Job: Each line that holds the word "text" is to be identified and copied.

-- START Dataset entries --

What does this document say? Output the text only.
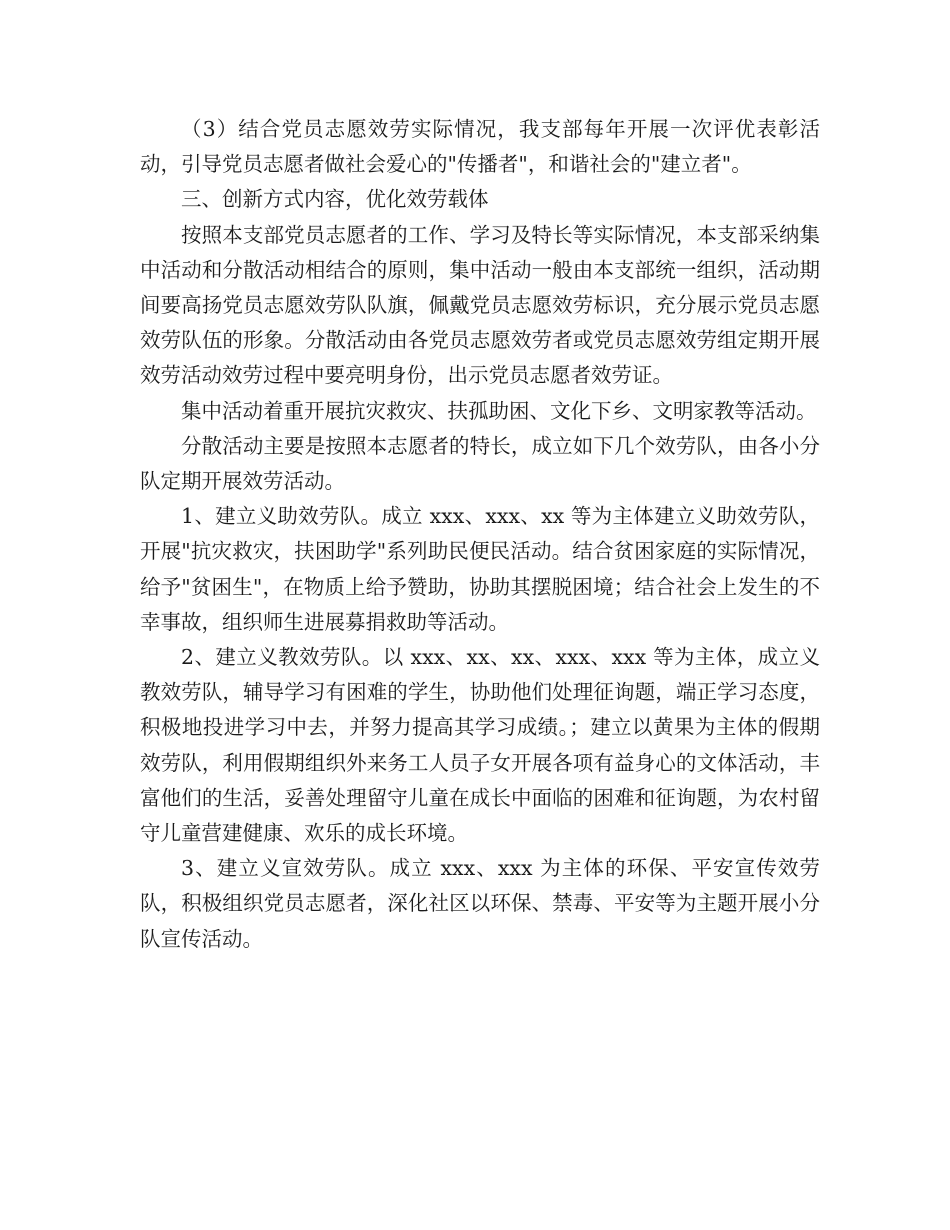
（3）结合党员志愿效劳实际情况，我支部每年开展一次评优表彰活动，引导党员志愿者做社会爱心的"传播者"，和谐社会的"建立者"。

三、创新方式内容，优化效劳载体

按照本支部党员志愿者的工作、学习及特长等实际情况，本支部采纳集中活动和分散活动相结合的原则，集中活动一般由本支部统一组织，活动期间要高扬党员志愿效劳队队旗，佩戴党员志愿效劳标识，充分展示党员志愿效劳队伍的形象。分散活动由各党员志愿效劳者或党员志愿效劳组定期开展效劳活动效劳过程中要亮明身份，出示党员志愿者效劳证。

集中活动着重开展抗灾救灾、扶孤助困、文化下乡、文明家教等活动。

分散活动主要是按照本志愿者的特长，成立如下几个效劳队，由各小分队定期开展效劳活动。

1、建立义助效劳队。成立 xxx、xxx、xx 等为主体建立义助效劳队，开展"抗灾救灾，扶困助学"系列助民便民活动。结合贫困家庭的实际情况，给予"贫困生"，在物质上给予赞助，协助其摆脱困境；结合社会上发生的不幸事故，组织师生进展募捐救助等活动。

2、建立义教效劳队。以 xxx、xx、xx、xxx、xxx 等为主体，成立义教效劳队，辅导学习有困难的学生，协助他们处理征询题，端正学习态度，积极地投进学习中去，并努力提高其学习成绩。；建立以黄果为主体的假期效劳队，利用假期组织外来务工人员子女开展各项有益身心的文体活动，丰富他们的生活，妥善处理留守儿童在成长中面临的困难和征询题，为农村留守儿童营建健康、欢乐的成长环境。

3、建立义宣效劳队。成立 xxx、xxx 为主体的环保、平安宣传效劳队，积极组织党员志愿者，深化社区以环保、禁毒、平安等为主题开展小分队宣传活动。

-- END Dataset entries --
-- START Dataset entries --

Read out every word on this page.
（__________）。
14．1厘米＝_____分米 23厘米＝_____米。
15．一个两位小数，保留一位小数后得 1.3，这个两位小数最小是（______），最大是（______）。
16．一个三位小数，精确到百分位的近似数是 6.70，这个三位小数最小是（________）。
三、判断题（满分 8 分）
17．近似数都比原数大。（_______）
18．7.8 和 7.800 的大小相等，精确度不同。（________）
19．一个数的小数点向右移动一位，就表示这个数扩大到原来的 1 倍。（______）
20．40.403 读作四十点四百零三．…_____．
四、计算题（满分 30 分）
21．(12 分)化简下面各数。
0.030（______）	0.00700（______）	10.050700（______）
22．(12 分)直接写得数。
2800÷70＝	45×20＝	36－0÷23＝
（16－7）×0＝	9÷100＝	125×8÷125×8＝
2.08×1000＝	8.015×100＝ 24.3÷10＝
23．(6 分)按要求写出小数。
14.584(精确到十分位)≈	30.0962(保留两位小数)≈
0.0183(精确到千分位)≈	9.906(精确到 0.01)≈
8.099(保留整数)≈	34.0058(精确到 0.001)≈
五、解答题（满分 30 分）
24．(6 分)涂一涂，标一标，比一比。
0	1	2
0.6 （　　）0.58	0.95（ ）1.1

-- END Dataset entries --
-- START Dataset entries --

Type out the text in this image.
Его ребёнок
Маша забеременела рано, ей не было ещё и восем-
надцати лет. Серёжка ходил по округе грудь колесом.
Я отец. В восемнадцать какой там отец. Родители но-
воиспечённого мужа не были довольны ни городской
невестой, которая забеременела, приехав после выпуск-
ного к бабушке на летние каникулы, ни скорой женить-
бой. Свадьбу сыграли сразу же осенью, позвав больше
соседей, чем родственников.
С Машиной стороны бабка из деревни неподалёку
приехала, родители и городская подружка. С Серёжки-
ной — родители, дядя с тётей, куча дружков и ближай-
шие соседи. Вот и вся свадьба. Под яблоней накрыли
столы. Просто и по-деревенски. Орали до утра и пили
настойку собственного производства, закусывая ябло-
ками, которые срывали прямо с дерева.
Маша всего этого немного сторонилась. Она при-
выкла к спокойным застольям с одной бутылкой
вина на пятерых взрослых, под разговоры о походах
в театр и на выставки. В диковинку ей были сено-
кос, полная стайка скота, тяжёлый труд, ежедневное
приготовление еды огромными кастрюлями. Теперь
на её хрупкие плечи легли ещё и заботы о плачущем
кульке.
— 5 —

-- END Dataset entries --

Result:
What does this document say? Output the text only.
Type out the text in this image.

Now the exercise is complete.